◆ PROBLEM TO SOLVE ◆
Every record must be repeated exactly; omit any pictures they contain.

◆ DATA ROWS ◆
* START *

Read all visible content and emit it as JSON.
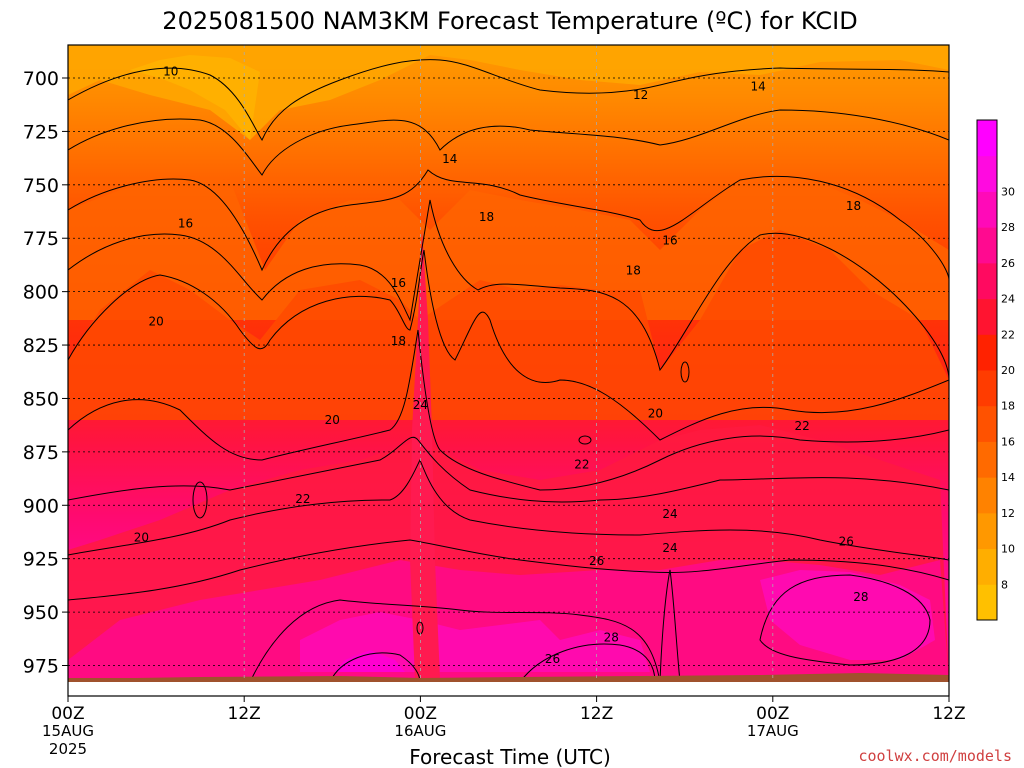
{
  "chart_data": {
    "type": "heatmap",
    "title": "2025081500 NAM3KM Forecast Temperature (ºC) for KCID",
    "xlabel": "Forecast Time (UTC)",
    "ylabel": "",
    "y_ticks": [
      "700",
      "725",
      "750",
      "775",
      "800",
      "825",
      "850",
      "875",
      "900",
      "925",
      "950",
      "975"
    ],
    "y_range": [
      687,
      985
    ],
    "x_hours": [
      0,
      12,
      24,
      36,
      48,
      60
    ],
    "x_ticks": [
      {
        "hour": 0,
        "label": "00Z",
        "sub1": "15AUG",
        "sub2": "2025"
      },
      {
        "hour": 12,
        "label": "12Z",
        "sub1": "",
        "sub2": ""
      },
      {
        "hour": 24,
        "label": "00Z",
        "sub1": "16AUG",
        "sub2": ""
      },
      {
        "hour": 36,
        "label": "12Z",
        "sub1": "",
        "sub2": ""
      },
      {
        "hour": 48,
        "label": "00Z",
        "sub1": "17AUG",
        "sub2": ""
      },
      {
        "hour": 60,
        "label": "12Z",
        "sub1": "",
        "sub2": ""
      }
    ],
    "colorbar": {
      "ticks": [
        "8",
        "10",
        "12",
        "14",
        "16",
        "18",
        "20",
        "22",
        "24",
        "26",
        "28",
        "30"
      ],
      "colors": [
        "#ffc000",
        "#ffae00",
        "#ff9800",
        "#ff8200",
        "#ff6a00",
        "#ff5200",
        "#ff3c00",
        "#ff2200",
        "#ff1430",
        "#ff0a60",
        "#ff0a90",
        "#ff0ab8",
        "#ff0ae0",
        "#ff00ff"
      ]
    },
    "contour_labels": [
      {
        "hour": 7.0,
        "p": 697,
        "text": "10"
      },
      {
        "hour": 39.0,
        "p": 708,
        "text": "12"
      },
      {
        "hour": 47.0,
        "p": 704,
        "text": "14"
      },
      {
        "hour": 26.0,
        "p": 738,
        "text": "14"
      },
      {
        "hour": 8.0,
        "p": 768,
        "text": "16"
      },
      {
        "hour": 41.0,
        "p": 776,
        "text": "16"
      },
      {
        "hour": 22.5,
        "p": 796,
        "text": "16"
      },
      {
        "hour": 28.5,
        "p": 765,
        "text": "18"
      },
      {
        "hour": 53.5,
        "p": 760,
        "text": "18"
      },
      {
        "hour": 38.5,
        "p": 790,
        "text": "18"
      },
      {
        "hour": 22.5,
        "p": 823,
        "text": "18"
      },
      {
        "hour": 6.0,
        "p": 814,
        "text": "20"
      },
      {
        "hour": 18.0,
        "p": 860,
        "text": "20"
      },
      {
        "hour": 40.0,
        "p": 857,
        "text": "20"
      },
      {
        "hour": 5.0,
        "p": 915,
        "text": "20"
      },
      {
        "hour": 24.0,
        "p": 853,
        "text": "24"
      },
      {
        "hour": 50.0,
        "p": 863,
        "text": "22"
      },
      {
        "hour": 35.0,
        "p": 881,
        "text": "22"
      },
      {
        "hour": 16.0,
        "p": 897,
        "text": "22"
      },
      {
        "hour": 41.0,
        "p": 904,
        "text": "24"
      },
      {
        "hour": 41.0,
        "p": 920,
        "text": "24"
      },
      {
        "hour": 53.0,
        "p": 917,
        "text": "26"
      },
      {
        "hour": 36.0,
        "p": 926,
        "text": "26"
      },
      {
        "hour": 54.0,
        "p": 943,
        "text": "28"
      },
      {
        "hour": 37.0,
        "p": 962,
        "text": "28"
      },
      {
        "hour": 33.0,
        "p": 972,
        "text": "26"
      }
    ]
  },
  "credit": "coolwx.com/models"
}
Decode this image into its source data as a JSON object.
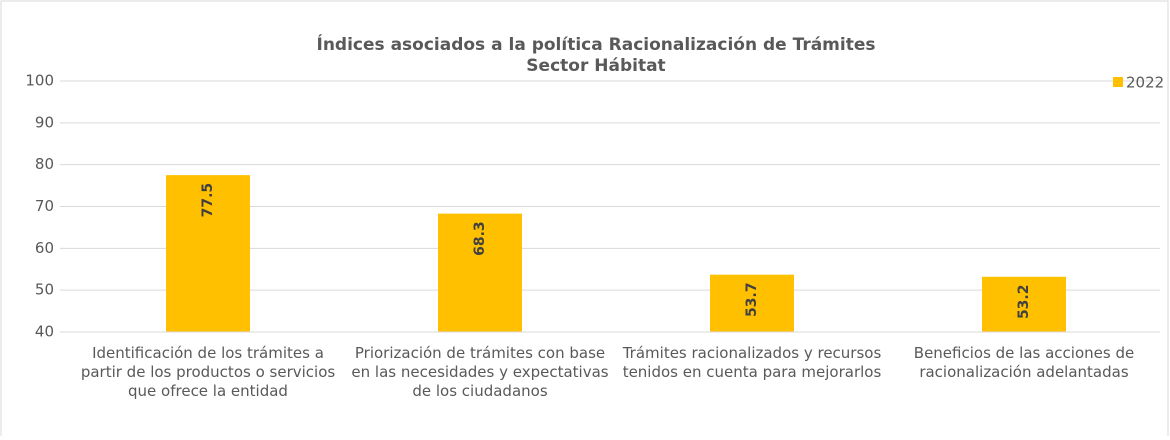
{
  "chart_data": {
    "type": "bar",
    "title": "Índices asociados a la política Racionalización de Trámites",
    "subtitle": "Sector Hábitat",
    "categories": [
      "Identificación de los trámites a partir de los productos o servicios que ofrece la entidad",
      "Priorización de trámites con base en las necesidades y expectativas de los ciudadanos",
      "Trámites racionalizados y recursos  tenidos en cuenta para mejorarlos",
      "Beneficios de las acciones de racionalización adelantadas"
    ],
    "series": [
      {
        "name": "2022",
        "color": "#ffc000",
        "values": [
          77.5,
          68.3,
          53.7,
          53.2
        ]
      }
    ],
    "ylim": [
      40,
      100
    ],
    "yticks": [
      40,
      50,
      60,
      70,
      80,
      90,
      100
    ],
    "grid": true,
    "legend": "top-right"
  }
}
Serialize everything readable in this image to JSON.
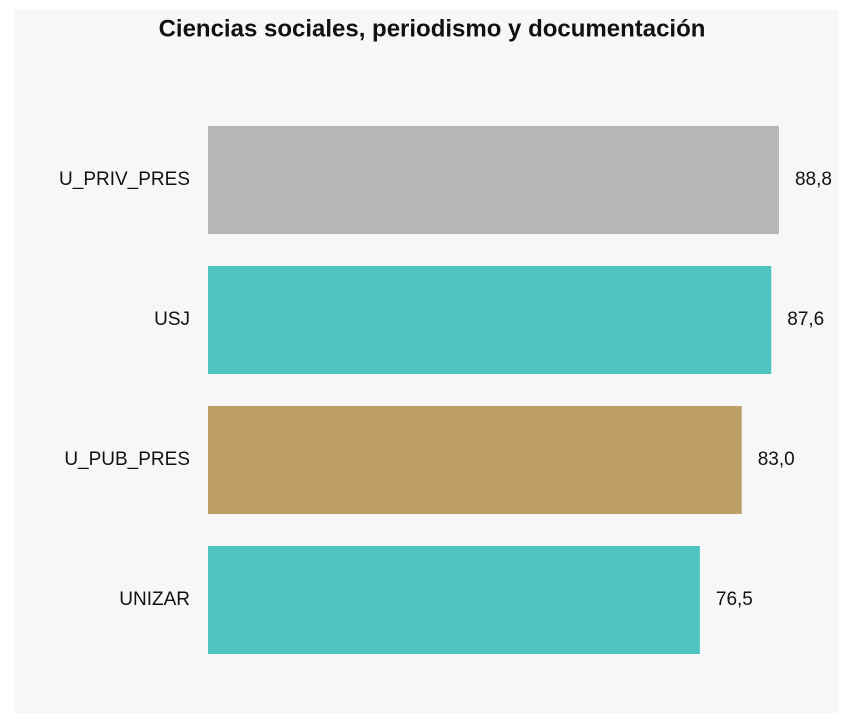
{
  "chart_data": {
    "type": "barh",
    "title": "Ciencias sociales, periodismo y documentación",
    "categories": [
      "U_PRIV_PRES",
      "USJ",
      "U_PUB_PRES",
      "UNIZAR"
    ],
    "values": [
      88.8,
      87.6,
      83.0,
      76.5
    ],
    "value_labels": [
      "88,8",
      "87,6",
      "83,0",
      "76,5"
    ],
    "colors": [
      "#b7b7b7",
      "#4fc3bf",
      "#bd9e67",
      "#4fc3bf"
    ],
    "xlim": [
      0,
      100
    ]
  }
}
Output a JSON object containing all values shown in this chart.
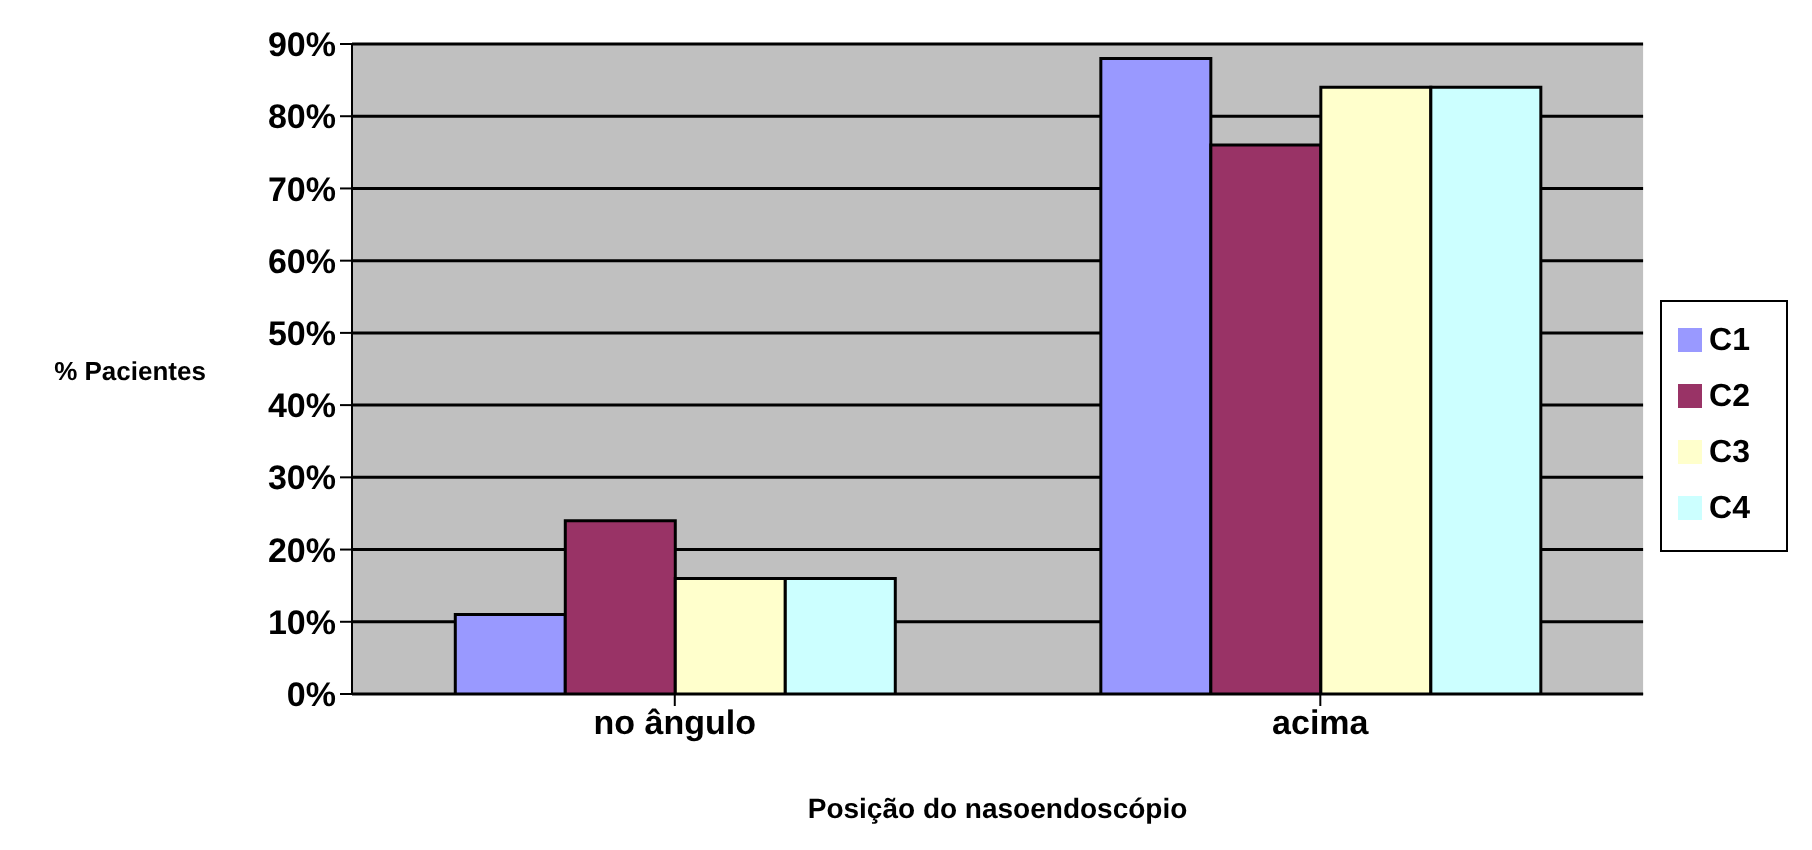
{
  "chart_data": {
    "type": "bar",
    "xlabel": "Posição do nasoendoscópio",
    "ylabel": "% Pacientes",
    "categories": [
      "no ângulo",
      "acima"
    ],
    "series": [
      {
        "name": "C1",
        "color": "#9999ff",
        "values": [
          11,
          88
        ]
      },
      {
        "name": "C2",
        "color": "#993366",
        "values": [
          24,
          76
        ]
      },
      {
        "name": "C3",
        "color": "#ffffcc",
        "values": [
          16,
          84
        ]
      },
      {
        "name": "C4",
        "color": "#ccffff",
        "values": [
          16,
          84
        ]
      }
    ],
    "ylim": [
      0,
      90
    ],
    "yticks": [
      {
        "value": 0,
        "label": "0%"
      },
      {
        "value": 10,
        "label": "10%"
      },
      {
        "value": 20,
        "label": "20%"
      },
      {
        "value": 30,
        "label": "30%"
      },
      {
        "value": 40,
        "label": "40%"
      },
      {
        "value": 50,
        "label": "50%"
      },
      {
        "value": 60,
        "label": "60%"
      },
      {
        "value": 70,
        "label": "70%"
      },
      {
        "value": 80,
        "label": "80%"
      },
      {
        "value": 90,
        "label": "90%"
      }
    ],
    "grid": "y",
    "legend": "right"
  }
}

* END *

◆ FINISHED ANSWER ◆
Read all visible content and emit it as JSON.
{
  "chart_data": {
    "type": "heatmap",
    "title": "2025081500 NAM3KM Forecast Temperature (ºC) for KCID",
    "xlabel": "Forecast Time (UTC)",
    "ylabel": "",
    "y_ticks": [
      "700",
      "725",
      "750",
      "775",
      "800",
      "825",
      "850",
      "875",
      "900",
      "925",
      "950",
      "975"
    ],
    "y_range": [
      687,
      985
    ],
    "x_hours": [
      0,
      12,
      24,
      36,
      48,
      60
    ],
    "x_ticks": [
      {
        "hour": 0,
        "label": "00Z",
        "sub1": "15AUG",
        "sub2": "2025"
      },
      {
        "hour": 12,
        "label": "12Z",
        "sub1": "",
        "sub2": ""
      },
      {
        "hour": 24,
        "label": "00Z",
        "sub1": "16AUG",
        "sub2": ""
      },
      {
        "hour": 36,
        "label": "12Z",
        "sub1": "",
        "sub2": ""
      },
      {
        "hour": 48,
        "label": "00Z",
        "sub1": "17AUG",
        "sub2": ""
      },
      {
        "hour": 60,
        "label": "12Z",
        "sub1": "",
        "sub2": ""
      }
    ],
    "colorbar": {
      "ticks": [
        "8",
        "10",
        "12",
        "14",
        "16",
        "18",
        "20",
        "22",
        "24",
        "26",
        "28",
        "30"
      ],
      "colors": [
        "#ffc000",
        "#ffae00",
        "#ff9800",
        "#ff8200",
        "#ff6a00",
        "#ff5200",
        "#ff3c00",
        "#ff2200",
        "#ff1430",
        "#ff0a60",
        "#ff0a90",
        "#ff0ab8",
        "#ff0ae0",
        "#ff00ff"
      ]
    },
    "contour_labels": [
      {
        "hour": 7.0,
        "p": 697,
        "text": "10"
      },
      {
        "hour": 39.0,
        "p": 708,
        "text": "12"
      },
      {
        "hour": 47.0,
        "p": 704,
        "text": "14"
      },
      {
        "hour": 26.0,
        "p": 738,
        "text": "14"
      },
      {
        "hour": 8.0,
        "p": 768,
        "text": "16"
      },
      {
        "hour": 41.0,
        "p": 776,
        "text": "16"
      },
      {
        "hour": 22.5,
        "p": 796,
        "text": "16"
      },
      {
        "hour": 28.5,
        "p": 765,
        "text": "18"
      },
      {
        "hour": 53.5,
        "p": 760,
        "text": "18"
      },
      {
        "hour": 38.5,
        "p": 790,
        "text": "18"
      },
      {
        "hour": 22.5,
        "p": 823,
        "text": "18"
      },
      {
        "hour": 6.0,
        "p": 814,
        "text": "20"
      },
      {
        "hour": 18.0,
        "p": 860,
        "text": "20"
      },
      {
        "hour": 40.0,
        "p": 857,
        "text": "20"
      },
      {
        "hour": 5.0,
        "p": 915,
        "text": "20"
      },
      {
        "hour": 24.0,
        "p": 853,
        "text": "24"
      },
      {
        "hour": 50.0,
        "p": 863,
        "text": "22"
      },
      {
        "hour": 35.0,
        "p": 881,
        "text": "22"
      },
      {
        "hour": 16.0,
        "p": 897,
        "text": "22"
      },
      {
        "hour": 41.0,
        "p": 904,
        "text": "24"
      },
      {
        "hour": 41.0,
        "p": 920,
        "text": "24"
      },
      {
        "hour": 53.0,
        "p": 917,
        "text": "26"
      },
      {
        "hour": 36.0,
        "p": 926,
        "text": "26"
      },
      {
        "hour": 54.0,
        "p": 943,
        "text": "28"
      },
      {
        "hour": 37.0,
        "p": 962,
        "text": "28"
      },
      {
        "hour": 33.0,
        "p": 972,
        "text": "26"
      }
    ]
  },
  "credit": "coolwx.com/models"
}
Decode this image into its source data as a JSON object.
{
  "chart_data": {
    "type": "bar",
    "title": "Índices asociados a la política Racionalización de Trámites",
    "subtitle": "Sector Hábitat",
    "categories": [
      "Identificación de los trámites a partir de los productos o servicios que ofrece la entidad",
      "Priorización de trámites con base en las necesidades y expectativas de los ciudadanos",
      "Trámites racionalizados y recursos  tenidos en cuenta para mejorarlos",
      "Beneficios de las acciones de racionalización adelantadas"
    ],
    "series": [
      {
        "name": "2022",
        "color": "#ffc000",
        "values": [
          77.5,
          68.3,
          53.7,
          53.2
        ]
      }
    ],
    "ylim": [
      40,
      100
    ],
    "yticks": [
      40,
      50,
      60,
      70,
      80,
      90,
      100
    ],
    "grid": true,
    "legend": "top-right"
  }
}
Serialize everything readable in this image to JSON.
{
  "chart_data": {
    "type": "barh",
    "title": "Ciencias sociales, periodismo y documentación",
    "categories": [
      "U_PRIV_PRES",
      "USJ",
      "U_PUB_PRES",
      "UNIZAR"
    ],
    "values": [
      88.8,
      87.6,
      83.0,
      76.5
    ],
    "value_labels": [
      "88,8",
      "87,6",
      "83,0",
      "76,5"
    ],
    "colors": [
      "#b7b7b7",
      "#4fc3bf",
      "#bd9e67",
      "#4fc3bf"
    ],
    "xlim": [
      0,
      100
    ]
  }
}
Output a JSON object containing all values shown in this chart.
{
  "chart_data": {
    "type": "bar",
    "xlabel": "Posição do nasoendoscópio",
    "ylabel": "% Pacientes",
    "categories": [
      "no ângulo",
      "acima"
    ],
    "series": [
      {
        "name": "C1",
        "color": "#9999ff",
        "values": [
          11,
          88
        ]
      },
      {
        "name": "C2",
        "color": "#993366",
        "values": [
          24,
          76
        ]
      },
      {
        "name": "C3",
        "color": "#ffffcc",
        "values": [
          16,
          84
        ]
      },
      {
        "name": "C4",
        "color": "#ccffff",
        "values": [
          16,
          84
        ]
      }
    ],
    "ylim": [
      0,
      90
    ],
    "yticks": [
      {
        "value": 0,
        "label": "0%"
      },
      {
        "value": 10,
        "label": "10%"
      },
      {
        "value": 20,
        "label": "20%"
      },
      {
        "value": 30,
        "label": "30%"
      },
      {
        "value": 40,
        "label": "40%"
      },
      {
        "value": 50,
        "label": "50%"
      },
      {
        "value": 60,
        "label": "60%"
      },
      {
        "value": 70,
        "label": "70%"
      },
      {
        "value": 80,
        "label": "80%"
      },
      {
        "value": 90,
        "label": "90%"
      }
    ],
    "grid": "y",
    "legend": "right"
  }
}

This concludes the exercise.